| Task prompt |
Could you give the lines below as a JSON list of strings, one string per line with blank lines omitted, starting at the first line and stopping after the line that contains "wind-barb bbox=[565, 156, 584, 188]"?

□ □ □ □ □ □ □

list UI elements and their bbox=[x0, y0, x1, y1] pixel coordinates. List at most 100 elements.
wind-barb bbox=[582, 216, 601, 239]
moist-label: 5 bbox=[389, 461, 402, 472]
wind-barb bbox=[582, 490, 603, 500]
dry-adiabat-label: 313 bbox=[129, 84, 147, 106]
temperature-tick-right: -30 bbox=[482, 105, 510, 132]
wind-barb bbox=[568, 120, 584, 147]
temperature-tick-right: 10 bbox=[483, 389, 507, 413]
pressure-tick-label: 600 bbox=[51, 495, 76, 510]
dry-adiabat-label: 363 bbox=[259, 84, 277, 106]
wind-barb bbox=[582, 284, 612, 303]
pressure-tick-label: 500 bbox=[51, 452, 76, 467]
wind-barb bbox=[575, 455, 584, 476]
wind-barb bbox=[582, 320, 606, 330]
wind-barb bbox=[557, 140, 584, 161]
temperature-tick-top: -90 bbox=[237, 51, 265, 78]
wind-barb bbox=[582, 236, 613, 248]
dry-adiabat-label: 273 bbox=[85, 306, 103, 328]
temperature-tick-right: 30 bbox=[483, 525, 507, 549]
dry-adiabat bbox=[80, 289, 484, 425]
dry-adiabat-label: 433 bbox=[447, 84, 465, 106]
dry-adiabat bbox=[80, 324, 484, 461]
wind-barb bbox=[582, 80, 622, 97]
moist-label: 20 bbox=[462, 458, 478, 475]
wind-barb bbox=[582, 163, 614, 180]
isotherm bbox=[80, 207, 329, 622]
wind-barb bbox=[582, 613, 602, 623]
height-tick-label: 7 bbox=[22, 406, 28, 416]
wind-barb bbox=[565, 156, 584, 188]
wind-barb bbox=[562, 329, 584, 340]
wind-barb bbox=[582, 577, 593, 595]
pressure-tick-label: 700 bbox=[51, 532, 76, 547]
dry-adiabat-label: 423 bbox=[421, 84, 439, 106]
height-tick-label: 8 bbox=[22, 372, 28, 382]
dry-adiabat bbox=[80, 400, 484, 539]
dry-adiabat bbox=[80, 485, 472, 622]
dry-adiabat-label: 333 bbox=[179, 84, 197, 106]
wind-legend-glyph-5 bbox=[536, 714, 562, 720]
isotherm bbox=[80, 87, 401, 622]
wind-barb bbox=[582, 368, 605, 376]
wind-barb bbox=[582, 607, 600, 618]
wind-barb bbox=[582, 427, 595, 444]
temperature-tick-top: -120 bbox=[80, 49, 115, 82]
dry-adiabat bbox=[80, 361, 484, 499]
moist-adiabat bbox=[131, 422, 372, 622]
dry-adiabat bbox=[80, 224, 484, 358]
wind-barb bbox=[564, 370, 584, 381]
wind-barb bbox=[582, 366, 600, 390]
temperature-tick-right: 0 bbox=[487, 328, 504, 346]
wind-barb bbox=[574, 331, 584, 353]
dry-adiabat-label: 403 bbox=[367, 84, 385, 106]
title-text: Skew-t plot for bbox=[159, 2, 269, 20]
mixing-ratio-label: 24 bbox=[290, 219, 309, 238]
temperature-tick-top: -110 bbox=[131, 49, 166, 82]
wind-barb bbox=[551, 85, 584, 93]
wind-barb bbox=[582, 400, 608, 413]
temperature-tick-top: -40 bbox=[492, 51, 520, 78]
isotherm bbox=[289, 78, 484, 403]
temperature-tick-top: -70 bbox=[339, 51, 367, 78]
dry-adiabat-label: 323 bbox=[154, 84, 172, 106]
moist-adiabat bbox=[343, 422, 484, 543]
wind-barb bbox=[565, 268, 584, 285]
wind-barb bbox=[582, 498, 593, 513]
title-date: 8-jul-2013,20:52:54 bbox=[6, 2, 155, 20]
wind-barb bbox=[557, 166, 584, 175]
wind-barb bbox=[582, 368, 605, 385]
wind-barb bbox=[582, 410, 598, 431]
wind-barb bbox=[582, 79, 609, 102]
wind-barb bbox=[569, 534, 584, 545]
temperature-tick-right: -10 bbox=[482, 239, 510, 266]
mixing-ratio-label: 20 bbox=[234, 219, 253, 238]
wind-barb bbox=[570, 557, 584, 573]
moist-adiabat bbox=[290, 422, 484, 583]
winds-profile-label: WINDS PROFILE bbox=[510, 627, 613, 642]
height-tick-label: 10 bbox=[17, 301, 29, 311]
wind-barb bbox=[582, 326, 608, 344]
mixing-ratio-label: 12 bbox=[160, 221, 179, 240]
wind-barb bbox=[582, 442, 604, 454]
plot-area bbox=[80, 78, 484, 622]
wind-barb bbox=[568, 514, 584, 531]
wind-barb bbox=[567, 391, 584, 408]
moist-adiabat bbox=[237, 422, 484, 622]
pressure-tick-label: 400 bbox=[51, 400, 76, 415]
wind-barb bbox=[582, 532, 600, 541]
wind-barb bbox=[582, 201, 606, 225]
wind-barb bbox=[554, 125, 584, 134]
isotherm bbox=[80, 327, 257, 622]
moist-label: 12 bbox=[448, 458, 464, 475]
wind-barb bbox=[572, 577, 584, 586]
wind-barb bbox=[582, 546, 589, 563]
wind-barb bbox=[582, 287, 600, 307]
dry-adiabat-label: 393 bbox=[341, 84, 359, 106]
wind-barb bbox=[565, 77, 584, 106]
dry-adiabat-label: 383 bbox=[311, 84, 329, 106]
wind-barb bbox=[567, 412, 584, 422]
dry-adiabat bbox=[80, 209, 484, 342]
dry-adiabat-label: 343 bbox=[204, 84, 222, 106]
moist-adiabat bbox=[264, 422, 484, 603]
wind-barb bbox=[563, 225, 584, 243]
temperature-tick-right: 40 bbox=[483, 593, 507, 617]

□ □ □ □ □ □ □

| Finished exercise |
[
  "list UI elements and their bbox=[x0, y0, x1, y1] pixel coordinates. List at most 100 elements.",
  "wind-barb bbox=[582, 216, 601, 239]",
  "moist-label: 5 bbox=[389, 461, 402, 472]",
  "wind-barb bbox=[582, 490, 603, 500]",
  "dry-adiabat-label: 313 bbox=[129, 84, 147, 106]",
  "temperature-tick-right: -30 bbox=[482, 105, 510, 132]",
  "wind-barb bbox=[568, 120, 584, 147]",
  "temperature-tick-right: 10 bbox=[483, 389, 507, 413]",
  "pressure-tick-label: 600 bbox=[51, 495, 76, 510]",
  "dry-adiabat-label: 363 bbox=[259, 84, 277, 106]",
  "wind-barb bbox=[582, 284, 612, 303]",
  "pressure-tick-label: 500 bbox=[51, 452, 76, 467]",
  "wind-barb bbox=[575, 455, 584, 476]",
  "wind-barb bbox=[582, 320, 606, 330]",
  "wind-barb bbox=[557, 140, 584, 161]",
  "temperature-tick-top: -90 bbox=[237, 51, 265, 78]",
  "wind-barb bbox=[582, 236, 613, 248]",
  "dry-adiabat-label: 273 bbox=[85, 306, 103, 328]",
  "temperature-tick-right: 30 bbox=[483, 525, 507, 549]",
  "dry-adiabat bbox=[80, 289, 484, 425]",
  "dry-adiabat-label: 433 bbox=[447, 84, 465, 106]",
  "dry-adiabat bbox=[80, 324, 484, 461]",
  "wind-barb bbox=[582, 80, 622, 97]",
  "moist-label: 20 bbox=[462, 458, 478, 475]",
  "wind-barb bbox=[582, 163, 614, 180]",
  "isotherm bbox=[80, 207, 329, 622]",
  "wind-barb bbox=[582, 613, 602, 623]",
  "height-tick-label: 7 bbox=[22, 406, 28, 416]",
  "wind-barb bbox=[565, 156, 584, 188]"
]